What you will do: Transcribe precisely those lines of the listing that fall between the line containing "Output the text content of this document." and the last line, inclusive of both.

----------------

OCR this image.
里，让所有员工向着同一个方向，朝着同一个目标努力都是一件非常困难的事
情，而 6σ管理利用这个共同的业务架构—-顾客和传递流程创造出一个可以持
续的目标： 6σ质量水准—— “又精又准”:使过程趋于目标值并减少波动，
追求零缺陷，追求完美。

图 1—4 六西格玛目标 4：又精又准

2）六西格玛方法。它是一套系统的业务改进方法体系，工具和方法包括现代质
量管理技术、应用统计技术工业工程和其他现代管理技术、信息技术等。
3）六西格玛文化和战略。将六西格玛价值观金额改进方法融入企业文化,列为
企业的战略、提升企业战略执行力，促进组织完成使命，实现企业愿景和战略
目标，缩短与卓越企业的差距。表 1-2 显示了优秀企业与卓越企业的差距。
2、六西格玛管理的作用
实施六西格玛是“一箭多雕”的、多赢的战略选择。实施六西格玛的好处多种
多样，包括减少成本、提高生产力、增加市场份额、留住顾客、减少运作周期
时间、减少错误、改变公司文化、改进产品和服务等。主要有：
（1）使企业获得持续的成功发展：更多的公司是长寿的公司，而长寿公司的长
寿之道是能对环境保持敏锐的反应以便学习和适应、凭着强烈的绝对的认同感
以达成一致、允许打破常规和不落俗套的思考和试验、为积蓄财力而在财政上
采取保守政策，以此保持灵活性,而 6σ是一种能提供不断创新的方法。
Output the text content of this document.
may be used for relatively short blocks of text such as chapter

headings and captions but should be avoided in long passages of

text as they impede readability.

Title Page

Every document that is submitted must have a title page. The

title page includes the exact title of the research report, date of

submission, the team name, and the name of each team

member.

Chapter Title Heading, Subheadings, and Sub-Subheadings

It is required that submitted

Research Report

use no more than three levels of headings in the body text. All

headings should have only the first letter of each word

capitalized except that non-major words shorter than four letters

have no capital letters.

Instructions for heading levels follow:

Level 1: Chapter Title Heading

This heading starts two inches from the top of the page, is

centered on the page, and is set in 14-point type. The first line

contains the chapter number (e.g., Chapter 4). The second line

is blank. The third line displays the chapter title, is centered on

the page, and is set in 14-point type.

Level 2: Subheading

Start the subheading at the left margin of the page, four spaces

----------------

Result of this task:
Output the text content of this document.
may be used for relatively short blocks of text such as chapter

headings and captions but should be avoided in long passages of

text as they impede readability.

Title Page

Every document that is submitted must have a title page. The

title page includes the exact title of the research report, date of

submission, the team name, and the name of each team

member.

Chapter Title Heading, Subheadings, and Sub-Subheadings

It is required that submitted

Research Report

use no more than three levels of headings in the body text. All

headings should have only the first letter of each word

capitalized except that non-major words shorter than four letters

have no capital letters.

Instructions for heading levels follow:

Level 1: Chapter Title Heading

This heading starts two inches from the top of the page, is

centered on the page, and is set in 14-point type. The first line

contains the chapter number (e.g., Chapter 4). The second line

is blank. The third line displays the chapter title, is centered on

the page, and is set in 14-point type.

Level 2: Subheading

Start the subheading at the left margin of the page, four spaces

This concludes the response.